_Requirements_
Recast the lines from the very first one through the line containing "644, 222, 659]" as a JSON list of strings, one string per line, omitting any blank lines.

_Records of where elements appear_
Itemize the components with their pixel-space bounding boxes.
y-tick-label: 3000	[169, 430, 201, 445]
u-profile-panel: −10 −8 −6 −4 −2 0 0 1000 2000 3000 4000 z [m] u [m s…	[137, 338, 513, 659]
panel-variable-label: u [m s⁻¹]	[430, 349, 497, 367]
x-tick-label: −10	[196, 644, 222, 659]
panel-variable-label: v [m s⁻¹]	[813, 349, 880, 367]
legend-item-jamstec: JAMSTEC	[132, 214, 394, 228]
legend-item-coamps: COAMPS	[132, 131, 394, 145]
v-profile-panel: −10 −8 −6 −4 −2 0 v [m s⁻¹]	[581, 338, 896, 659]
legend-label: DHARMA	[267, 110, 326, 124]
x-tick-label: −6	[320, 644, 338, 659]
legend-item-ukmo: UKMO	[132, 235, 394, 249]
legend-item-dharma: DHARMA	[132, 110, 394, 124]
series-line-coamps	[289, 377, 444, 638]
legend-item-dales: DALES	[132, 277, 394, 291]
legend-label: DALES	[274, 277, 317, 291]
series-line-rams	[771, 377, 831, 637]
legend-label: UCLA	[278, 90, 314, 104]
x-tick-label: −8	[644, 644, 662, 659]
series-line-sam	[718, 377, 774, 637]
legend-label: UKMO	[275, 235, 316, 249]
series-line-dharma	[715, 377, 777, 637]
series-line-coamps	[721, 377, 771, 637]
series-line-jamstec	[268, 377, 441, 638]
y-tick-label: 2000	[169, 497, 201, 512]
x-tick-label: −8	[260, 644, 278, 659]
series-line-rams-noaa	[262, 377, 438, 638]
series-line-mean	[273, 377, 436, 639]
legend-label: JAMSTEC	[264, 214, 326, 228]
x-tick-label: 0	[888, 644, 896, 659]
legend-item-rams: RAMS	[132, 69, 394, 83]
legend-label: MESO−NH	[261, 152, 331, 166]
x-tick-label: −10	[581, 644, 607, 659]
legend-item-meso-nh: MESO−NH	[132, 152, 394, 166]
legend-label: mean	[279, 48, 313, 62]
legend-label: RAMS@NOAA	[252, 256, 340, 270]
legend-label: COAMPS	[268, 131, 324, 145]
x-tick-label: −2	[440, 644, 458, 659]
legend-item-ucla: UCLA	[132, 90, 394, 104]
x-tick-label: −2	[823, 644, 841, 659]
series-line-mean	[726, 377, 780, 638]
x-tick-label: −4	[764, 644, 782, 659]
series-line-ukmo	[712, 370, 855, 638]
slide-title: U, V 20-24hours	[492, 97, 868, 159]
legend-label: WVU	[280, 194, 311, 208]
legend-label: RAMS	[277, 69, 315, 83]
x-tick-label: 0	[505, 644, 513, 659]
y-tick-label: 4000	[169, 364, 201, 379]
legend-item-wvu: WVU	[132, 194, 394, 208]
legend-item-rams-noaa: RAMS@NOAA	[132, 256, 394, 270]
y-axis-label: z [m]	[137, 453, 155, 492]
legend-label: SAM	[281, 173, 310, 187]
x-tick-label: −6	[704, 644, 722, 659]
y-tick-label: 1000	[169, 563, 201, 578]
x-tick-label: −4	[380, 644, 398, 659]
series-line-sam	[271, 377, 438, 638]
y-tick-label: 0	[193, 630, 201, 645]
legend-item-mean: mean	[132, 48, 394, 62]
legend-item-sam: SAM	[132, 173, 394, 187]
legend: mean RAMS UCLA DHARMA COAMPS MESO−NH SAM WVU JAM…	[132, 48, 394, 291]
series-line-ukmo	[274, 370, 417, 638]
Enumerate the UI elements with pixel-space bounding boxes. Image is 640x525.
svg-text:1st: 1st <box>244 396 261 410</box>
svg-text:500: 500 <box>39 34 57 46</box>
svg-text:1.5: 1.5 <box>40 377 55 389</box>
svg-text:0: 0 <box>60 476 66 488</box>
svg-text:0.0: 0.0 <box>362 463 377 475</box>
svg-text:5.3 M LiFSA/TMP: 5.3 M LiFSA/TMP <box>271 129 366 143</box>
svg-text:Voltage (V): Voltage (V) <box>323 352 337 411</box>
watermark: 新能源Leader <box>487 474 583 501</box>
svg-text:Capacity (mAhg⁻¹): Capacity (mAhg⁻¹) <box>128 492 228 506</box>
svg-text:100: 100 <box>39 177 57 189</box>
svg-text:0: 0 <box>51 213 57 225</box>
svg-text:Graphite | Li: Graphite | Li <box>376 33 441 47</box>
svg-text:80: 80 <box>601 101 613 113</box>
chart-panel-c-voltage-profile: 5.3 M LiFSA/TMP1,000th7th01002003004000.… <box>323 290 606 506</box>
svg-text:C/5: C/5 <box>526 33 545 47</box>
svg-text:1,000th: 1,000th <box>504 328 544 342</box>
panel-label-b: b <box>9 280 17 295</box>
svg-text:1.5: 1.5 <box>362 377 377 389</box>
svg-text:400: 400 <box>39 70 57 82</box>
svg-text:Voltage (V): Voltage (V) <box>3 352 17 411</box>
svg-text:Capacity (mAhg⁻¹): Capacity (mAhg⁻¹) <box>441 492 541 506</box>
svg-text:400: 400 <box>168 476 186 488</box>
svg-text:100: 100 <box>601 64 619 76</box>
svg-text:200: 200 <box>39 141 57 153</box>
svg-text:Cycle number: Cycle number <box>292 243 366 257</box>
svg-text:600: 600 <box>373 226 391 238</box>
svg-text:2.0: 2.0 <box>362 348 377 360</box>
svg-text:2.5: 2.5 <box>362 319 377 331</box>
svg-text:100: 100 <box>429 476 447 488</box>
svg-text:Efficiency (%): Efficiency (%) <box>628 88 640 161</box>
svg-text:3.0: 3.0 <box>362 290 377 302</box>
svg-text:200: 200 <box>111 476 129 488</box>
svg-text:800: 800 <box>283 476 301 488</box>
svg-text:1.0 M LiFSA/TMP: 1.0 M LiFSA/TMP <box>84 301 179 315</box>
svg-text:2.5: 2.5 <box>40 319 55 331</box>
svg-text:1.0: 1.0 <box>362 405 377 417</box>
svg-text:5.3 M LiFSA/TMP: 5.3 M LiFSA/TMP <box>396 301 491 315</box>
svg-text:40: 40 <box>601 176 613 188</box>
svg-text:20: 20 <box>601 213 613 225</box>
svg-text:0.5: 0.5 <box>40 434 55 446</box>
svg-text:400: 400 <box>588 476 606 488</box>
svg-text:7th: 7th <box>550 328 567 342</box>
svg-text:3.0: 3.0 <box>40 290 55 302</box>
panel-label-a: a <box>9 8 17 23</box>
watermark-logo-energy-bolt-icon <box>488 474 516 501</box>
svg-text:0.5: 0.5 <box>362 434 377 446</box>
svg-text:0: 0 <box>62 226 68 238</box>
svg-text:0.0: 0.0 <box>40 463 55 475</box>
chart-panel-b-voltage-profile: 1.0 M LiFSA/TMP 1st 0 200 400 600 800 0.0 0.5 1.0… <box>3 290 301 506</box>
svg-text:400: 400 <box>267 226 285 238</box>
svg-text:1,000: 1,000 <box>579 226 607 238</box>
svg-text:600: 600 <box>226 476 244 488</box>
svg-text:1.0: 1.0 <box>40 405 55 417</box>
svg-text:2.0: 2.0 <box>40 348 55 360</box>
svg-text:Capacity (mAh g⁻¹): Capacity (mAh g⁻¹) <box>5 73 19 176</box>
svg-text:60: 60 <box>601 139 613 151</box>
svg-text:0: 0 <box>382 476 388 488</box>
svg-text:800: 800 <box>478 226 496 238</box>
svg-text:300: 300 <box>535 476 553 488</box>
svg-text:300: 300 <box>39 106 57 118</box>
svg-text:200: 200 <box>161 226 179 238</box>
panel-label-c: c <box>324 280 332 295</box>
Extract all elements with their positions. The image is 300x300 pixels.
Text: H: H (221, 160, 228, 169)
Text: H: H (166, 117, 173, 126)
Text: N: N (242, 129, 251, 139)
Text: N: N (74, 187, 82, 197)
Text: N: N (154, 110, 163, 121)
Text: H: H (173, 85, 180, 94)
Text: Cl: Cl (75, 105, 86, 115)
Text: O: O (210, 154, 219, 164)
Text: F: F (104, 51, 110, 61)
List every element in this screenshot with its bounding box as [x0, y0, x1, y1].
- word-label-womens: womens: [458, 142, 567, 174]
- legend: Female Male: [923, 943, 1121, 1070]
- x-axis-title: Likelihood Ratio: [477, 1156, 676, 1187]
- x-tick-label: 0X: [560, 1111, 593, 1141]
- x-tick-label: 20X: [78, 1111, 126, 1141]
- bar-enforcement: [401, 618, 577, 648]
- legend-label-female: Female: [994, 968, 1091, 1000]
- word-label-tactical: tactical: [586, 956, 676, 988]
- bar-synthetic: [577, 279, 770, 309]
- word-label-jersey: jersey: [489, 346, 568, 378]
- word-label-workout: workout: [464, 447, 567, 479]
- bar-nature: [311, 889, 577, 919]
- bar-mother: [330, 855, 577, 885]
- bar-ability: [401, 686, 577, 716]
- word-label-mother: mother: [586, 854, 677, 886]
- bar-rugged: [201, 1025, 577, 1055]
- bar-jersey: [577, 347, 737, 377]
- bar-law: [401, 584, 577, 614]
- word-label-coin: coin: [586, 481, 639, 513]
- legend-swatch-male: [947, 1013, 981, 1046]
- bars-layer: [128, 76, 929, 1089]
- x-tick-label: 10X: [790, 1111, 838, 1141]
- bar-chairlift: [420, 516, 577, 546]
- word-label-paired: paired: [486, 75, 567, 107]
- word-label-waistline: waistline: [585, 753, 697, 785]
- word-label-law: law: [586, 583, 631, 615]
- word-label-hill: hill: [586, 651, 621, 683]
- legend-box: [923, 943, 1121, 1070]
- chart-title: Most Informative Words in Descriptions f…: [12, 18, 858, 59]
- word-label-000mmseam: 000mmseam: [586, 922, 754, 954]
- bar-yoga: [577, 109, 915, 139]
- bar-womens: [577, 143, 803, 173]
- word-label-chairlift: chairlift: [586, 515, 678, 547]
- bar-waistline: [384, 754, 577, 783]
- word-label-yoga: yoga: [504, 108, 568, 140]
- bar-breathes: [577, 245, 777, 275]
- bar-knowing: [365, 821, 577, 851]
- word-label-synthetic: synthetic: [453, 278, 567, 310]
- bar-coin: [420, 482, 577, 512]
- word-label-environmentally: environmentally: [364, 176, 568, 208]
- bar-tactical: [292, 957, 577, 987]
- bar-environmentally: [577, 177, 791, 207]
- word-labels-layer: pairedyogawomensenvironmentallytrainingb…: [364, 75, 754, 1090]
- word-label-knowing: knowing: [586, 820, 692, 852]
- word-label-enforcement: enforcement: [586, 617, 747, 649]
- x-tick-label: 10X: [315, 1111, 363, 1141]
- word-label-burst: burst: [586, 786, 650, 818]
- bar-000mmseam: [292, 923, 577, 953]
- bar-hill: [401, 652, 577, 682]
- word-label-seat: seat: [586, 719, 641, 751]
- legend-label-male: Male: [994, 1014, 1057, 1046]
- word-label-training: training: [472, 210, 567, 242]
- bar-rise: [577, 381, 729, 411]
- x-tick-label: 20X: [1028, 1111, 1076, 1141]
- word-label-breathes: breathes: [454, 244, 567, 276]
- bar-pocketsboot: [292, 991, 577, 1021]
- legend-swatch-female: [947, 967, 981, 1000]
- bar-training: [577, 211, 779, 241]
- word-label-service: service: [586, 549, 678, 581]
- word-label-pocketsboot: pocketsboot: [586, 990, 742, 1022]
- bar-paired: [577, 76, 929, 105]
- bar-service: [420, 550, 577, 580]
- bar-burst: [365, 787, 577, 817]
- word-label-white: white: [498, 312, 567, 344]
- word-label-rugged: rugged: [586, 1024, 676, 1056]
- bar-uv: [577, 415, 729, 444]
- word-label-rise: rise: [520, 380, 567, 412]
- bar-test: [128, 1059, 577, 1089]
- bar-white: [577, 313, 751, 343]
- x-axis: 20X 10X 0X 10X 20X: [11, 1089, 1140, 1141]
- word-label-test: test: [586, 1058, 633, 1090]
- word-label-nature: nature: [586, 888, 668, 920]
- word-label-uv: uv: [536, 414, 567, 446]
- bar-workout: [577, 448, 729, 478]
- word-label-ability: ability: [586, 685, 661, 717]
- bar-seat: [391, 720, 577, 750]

_Result of the exercise_
[
  "Itemize the components with their pixel-space bounding boxes.",
  "y-tick-label: 3000\t[169, 430, 201, 445]",
  "u-profile-panel: −10 −8 −6 −4 −2 0 0 1000 2000 3000 4000 z [m] u [m s…\t[137, 338, 513, 659]",
  "panel-variable-label: u [m s⁻¹]\t[430, 349, 497, 367]",
  "x-tick-label: −10\t[196, 644, 222, 659]"
]